**Given data**
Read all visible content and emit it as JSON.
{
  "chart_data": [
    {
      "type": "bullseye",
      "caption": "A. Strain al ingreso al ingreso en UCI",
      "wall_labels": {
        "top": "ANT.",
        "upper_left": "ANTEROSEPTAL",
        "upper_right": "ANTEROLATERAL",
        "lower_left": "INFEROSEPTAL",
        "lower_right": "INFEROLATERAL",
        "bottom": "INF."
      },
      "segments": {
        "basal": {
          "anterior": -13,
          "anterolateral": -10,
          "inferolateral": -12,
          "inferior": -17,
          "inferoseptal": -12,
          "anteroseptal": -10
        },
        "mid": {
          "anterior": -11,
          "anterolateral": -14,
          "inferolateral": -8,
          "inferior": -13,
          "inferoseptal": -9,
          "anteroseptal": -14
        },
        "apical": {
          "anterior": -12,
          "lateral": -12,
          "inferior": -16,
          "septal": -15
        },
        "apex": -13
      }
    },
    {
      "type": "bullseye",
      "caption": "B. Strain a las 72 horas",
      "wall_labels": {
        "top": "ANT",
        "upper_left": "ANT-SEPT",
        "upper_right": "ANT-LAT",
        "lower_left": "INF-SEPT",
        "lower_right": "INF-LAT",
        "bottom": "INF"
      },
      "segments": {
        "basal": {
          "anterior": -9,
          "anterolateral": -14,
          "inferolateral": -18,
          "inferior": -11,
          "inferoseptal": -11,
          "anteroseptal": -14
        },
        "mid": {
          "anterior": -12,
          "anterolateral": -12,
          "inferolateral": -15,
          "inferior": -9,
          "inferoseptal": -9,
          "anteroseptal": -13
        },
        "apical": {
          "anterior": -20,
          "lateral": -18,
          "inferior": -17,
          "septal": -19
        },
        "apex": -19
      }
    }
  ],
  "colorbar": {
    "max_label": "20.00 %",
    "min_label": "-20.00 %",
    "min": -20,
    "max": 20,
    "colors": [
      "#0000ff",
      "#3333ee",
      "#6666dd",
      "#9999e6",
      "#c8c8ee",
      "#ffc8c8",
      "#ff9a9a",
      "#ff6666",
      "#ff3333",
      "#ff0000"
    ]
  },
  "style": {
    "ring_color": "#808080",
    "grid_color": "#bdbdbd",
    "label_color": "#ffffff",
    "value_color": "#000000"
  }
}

**What the task requires**
Reproduce the data in its entirety, matching each character.

**Result below**
Read all visible content and emit it as JSON.
{
  "chart_data": [
    {
      "type": "bullseye",
      "caption": "A. Strain al ingreso al ingreso en UCI",
      "wall_labels": {
        "top": "ANT.",
        "upper_left": "ANTEROSEPTAL",
        "upper_right": "ANTEROLATERAL",
        "lower_left": "INFEROSEPTAL",
        "lower_right": "INFEROLATERAL",
        "bottom": "INF."
      },
      "segments": {
        "basal": {
          "anterior": -13,
          "anterolateral": -10,
          "inferolateral": -12,
          "inferior": -17,
          "inferoseptal": -12,
          "anteroseptal": -10
        },
        "mid": {
          "anterior": -11,
          "anterolateral": -14,
          "inferolateral": -8,
          "inferior": -13,
          "inferoseptal": -9,
          "anteroseptal": -14
        },
        "apical": {
          "anterior": -12,
          "lateral": -12,
          "inferior": -16,
          "septal": -15
        },
        "apex": -13
      }
    },
    {
      "type": "bullseye",
      "caption": "B. Strain a las 72 horas",
      "wall_labels": {
        "top": "ANT",
        "upper_left": "ANT-SEPT",
        "upper_right": "ANT-LAT",
        "lower_left": "INF-SEPT",
        "lower_right": "INF-LAT",
        "bottom": "INF"
      },
      "segments": {
        "basal": {
          "anterior": -9,
          "anterolateral": -14,
          "inferolateral": -18,
          "inferior": -11,
          "inferoseptal": -11,
          "anteroseptal": -14
        },
        "mid": {
          "anterior": -12,
          "anterolateral": -12,
          "inferolateral": -15,
          "inferior": -9,
          "inferoseptal": -9,
          "anteroseptal": -13
        },
        "apical": {
          "anterior": -20,
          "lateral": -18,
          "inferior": -17,
          "septal": -19
        },
        "apex": -19
      }
    }
  ],
  "colorbar": {
    "max_label": "20.00 %",
    "min_label": "-20.00 %",
    "min": -20,
    "max": 20,
    "colors": [
      "#0000ff",
      "#3333ee",
      "#6666dd",
      "#9999e6",
      "#c8c8ee",
      "#ffc8c8",
      "#ff9a9a",
      "#ff6666",
      "#ff3333",
      "#ff0000"
    ]
  },
  "style": {
    "ring_color": "#808080",
    "grid_color": "#bdbdbd",
    "label_color": "#ffffff",
    "value_color": "#000000"
  }
}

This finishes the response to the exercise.